• Problem statement
From the records below, pull each line that has "מקסים".

(Data entries)

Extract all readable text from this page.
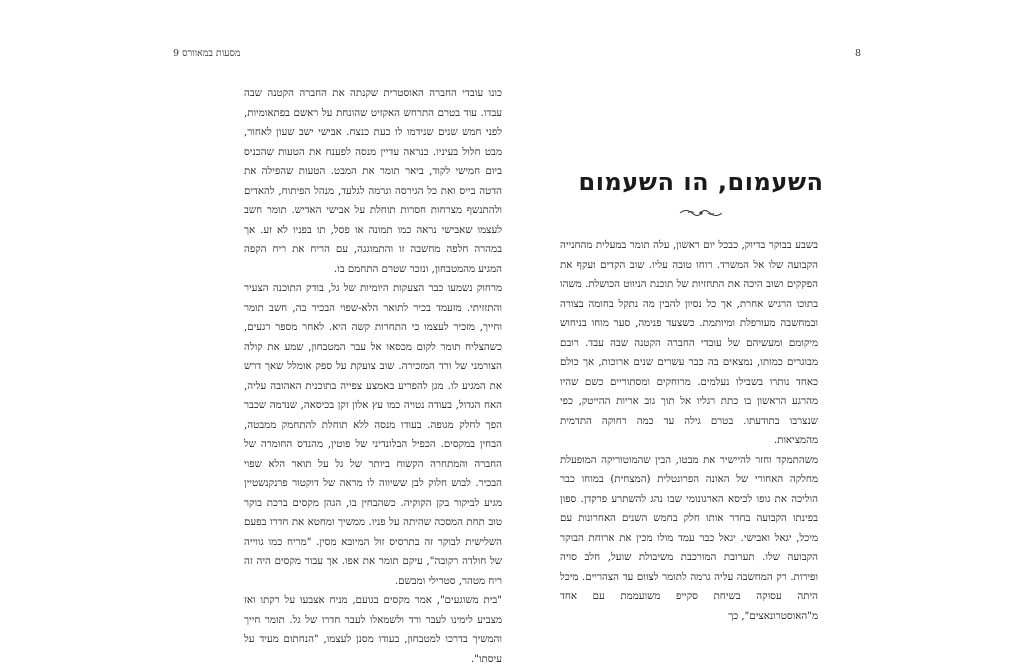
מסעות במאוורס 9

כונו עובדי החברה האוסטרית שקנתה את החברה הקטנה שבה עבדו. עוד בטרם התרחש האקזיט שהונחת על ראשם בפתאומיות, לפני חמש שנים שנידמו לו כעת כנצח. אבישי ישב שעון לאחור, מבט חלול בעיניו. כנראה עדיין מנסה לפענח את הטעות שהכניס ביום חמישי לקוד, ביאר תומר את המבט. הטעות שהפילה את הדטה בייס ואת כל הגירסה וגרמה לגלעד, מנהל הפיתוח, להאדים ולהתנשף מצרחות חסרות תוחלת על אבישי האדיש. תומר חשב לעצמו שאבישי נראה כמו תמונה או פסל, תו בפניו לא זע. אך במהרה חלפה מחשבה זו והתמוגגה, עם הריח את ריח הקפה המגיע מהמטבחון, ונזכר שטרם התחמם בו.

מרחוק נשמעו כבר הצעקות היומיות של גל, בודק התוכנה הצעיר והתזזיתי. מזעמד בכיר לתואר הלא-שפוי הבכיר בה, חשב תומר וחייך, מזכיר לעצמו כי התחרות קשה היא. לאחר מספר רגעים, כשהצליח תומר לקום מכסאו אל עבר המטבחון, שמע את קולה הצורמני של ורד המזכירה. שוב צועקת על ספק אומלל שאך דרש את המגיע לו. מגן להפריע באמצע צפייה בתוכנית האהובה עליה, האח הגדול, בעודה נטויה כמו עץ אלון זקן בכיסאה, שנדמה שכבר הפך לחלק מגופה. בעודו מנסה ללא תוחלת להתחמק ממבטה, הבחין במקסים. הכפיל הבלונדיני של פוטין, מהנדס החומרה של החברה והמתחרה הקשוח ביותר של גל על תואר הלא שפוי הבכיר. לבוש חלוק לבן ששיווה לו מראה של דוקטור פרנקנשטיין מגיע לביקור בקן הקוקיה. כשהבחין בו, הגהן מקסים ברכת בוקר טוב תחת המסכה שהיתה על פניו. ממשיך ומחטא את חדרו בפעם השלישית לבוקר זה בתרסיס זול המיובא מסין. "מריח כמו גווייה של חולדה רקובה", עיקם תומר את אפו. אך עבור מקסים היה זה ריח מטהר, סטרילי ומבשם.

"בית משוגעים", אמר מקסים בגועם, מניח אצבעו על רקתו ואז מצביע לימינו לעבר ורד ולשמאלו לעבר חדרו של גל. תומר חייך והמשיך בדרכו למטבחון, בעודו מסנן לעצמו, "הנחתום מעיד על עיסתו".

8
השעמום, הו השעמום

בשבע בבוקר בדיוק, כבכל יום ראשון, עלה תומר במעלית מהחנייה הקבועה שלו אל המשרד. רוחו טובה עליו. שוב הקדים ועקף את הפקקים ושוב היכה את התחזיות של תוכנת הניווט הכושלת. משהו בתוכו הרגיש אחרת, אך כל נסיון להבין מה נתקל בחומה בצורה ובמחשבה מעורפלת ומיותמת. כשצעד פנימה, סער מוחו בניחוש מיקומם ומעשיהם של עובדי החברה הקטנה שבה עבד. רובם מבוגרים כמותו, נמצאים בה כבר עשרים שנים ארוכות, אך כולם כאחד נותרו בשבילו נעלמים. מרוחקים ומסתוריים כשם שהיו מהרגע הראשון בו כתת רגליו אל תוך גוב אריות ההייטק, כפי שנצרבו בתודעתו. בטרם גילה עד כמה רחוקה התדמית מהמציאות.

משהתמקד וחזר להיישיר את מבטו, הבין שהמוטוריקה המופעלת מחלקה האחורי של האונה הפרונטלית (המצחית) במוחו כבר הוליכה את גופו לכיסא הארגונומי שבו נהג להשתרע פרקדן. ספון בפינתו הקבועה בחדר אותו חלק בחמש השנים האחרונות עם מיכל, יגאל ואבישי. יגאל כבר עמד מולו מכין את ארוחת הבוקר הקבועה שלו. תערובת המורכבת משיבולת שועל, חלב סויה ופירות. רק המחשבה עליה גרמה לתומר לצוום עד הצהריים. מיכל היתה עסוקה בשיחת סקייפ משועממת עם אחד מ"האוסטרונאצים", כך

• Written answer
מרחוק נשמעו כבר הצעקות היומיות של גל, בודק התוכנה הצעיר והתזזיתי. מזעמד בכיר לתואר הלא-שפוי הבכיר בה, חשב תומר וחייך, מזכיר לעצמו כי התחרות קשה היא. לאחר מספר רגעים, כשהצליח תומר לקום מכסאו אל עבר המטבחון, שמע את קולה הצורמני של ורד המזכירה. שוב צועקת על ספק אומלל שאך דרש את המגיע לו. מגן להפריע באמצע צפייה בתוכנית האהובה עליה, האח הגדול, בעודה נטויה כמו עץ אלון זקן בכיסאה, שנדמה שכבר הפך לחלק מגופה. בעודו מנסה ללא תוחלת להתחמק ממבטה, הבחין במקסים. הכפיל הבלונדיני של פוטין, מהנדס החומרה של החברה והמתחרה הקשוח ביותר של גל על תואר הלא שפוי הבכיר. לבוש חלוק לבן ששיווה לו מראה של דוקטור פרנקנשטיין מגיע לביקור בקן הקוקיה. כשהבחין בו, הגהן מקסים ברכת בוקר טוב תחת המסכה שהיתה על פניו. ממשיך ומחטא את חדרו בפעם השלישית לבוקר זה בתרסיס זול המיובא מסין. "מריח כמו גווייה של חולדה רקובה", עיקם תומר את אפו. אך עבור מקסים היה זה ריח מטהר, סטרילי ומבשם.
"בית משוגעים", אמר מקסים בגועם, מניח אצבעו על רקתו ואז מצביע לימינו לעבר ורד ולשמאלו לעבר חדרו של גל. תומר חייך והמשיך בדרכו למטבחון, בעודו מסנן לעצמו, "הנחתום מעיד על עיסתו".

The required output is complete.